### THE DATA
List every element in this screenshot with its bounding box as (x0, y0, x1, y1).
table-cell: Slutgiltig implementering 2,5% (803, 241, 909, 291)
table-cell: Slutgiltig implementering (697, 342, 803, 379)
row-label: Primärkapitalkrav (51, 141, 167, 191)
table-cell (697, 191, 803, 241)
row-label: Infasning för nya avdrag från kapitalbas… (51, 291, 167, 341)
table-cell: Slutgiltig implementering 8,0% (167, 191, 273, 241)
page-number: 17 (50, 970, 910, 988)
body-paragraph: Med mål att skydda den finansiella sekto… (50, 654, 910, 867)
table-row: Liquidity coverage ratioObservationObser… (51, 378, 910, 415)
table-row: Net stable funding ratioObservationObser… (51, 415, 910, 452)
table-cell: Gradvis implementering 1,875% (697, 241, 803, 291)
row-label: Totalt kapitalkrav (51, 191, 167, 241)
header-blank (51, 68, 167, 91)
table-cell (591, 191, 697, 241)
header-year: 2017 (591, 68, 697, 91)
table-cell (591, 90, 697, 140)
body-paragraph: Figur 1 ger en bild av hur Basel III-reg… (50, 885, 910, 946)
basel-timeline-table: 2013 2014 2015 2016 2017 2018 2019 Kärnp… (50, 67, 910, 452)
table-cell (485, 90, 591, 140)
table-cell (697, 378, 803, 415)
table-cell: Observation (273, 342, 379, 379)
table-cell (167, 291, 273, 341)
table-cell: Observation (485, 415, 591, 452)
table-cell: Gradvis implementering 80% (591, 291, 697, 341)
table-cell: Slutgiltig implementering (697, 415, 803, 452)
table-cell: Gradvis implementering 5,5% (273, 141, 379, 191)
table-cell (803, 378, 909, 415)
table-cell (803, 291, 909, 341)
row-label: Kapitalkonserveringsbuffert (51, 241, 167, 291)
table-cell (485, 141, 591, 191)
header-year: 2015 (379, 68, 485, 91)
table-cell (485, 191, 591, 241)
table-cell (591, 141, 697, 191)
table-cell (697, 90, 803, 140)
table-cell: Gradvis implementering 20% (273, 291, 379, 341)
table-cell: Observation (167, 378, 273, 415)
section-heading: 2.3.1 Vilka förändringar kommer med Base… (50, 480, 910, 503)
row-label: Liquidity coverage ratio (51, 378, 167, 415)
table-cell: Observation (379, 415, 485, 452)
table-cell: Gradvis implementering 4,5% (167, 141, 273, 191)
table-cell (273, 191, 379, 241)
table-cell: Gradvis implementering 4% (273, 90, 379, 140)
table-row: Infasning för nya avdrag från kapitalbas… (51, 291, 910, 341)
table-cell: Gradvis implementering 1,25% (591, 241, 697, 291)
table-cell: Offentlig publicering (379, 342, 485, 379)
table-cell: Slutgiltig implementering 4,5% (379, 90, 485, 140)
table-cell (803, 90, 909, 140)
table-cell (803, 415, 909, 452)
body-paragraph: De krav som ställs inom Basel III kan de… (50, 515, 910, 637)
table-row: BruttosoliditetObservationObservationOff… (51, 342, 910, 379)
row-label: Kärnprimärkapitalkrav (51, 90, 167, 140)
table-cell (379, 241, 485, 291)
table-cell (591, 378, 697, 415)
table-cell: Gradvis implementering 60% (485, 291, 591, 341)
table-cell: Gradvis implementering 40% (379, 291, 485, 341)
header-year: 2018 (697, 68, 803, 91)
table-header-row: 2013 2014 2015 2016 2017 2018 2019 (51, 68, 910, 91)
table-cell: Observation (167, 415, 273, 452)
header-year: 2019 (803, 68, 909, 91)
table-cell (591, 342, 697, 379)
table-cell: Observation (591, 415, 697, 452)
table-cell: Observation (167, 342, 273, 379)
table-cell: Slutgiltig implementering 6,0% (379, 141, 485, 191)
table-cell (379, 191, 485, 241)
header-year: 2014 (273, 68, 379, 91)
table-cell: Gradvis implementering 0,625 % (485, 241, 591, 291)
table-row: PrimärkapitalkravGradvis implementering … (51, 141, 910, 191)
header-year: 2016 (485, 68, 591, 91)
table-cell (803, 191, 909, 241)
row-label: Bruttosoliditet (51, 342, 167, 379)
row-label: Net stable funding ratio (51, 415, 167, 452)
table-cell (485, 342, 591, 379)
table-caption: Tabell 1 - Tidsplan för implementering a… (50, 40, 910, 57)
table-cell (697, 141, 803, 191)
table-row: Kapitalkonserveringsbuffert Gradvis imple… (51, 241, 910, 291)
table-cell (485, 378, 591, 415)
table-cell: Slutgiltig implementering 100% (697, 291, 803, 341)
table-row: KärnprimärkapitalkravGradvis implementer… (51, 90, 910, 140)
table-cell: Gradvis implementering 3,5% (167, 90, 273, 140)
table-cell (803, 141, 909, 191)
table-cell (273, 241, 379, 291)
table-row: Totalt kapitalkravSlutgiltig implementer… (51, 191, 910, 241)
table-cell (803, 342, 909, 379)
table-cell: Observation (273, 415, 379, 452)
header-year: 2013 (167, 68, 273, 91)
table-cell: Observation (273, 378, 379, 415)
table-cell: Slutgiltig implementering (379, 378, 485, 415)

### GIVEN INSTRUCTION
Please reproduce the listing verbatim from its first line through the line containing "body-paragraph: Med mål", including both of those lines.

### SOLVED PROBLEM
List every element in this screenshot with its bounding box as (x0, y0, x1, y1).
table-cell: Slutgiltig implementering 2,5% (803, 241, 909, 291)
table-cell: Slutgiltig implementering (697, 342, 803, 379)
row-label: Primärkapitalkrav (51, 141, 167, 191)
table-cell (697, 191, 803, 241)
row-label: Infasning för nya avdrag från kapitalbas… (51, 291, 167, 341)
table-cell: Slutgiltig implementering 8,0% (167, 191, 273, 241)
page-number: 17 (50, 970, 910, 988)
body-paragraph: Med mål att skydda den finansiella sekto… (50, 654, 910, 867)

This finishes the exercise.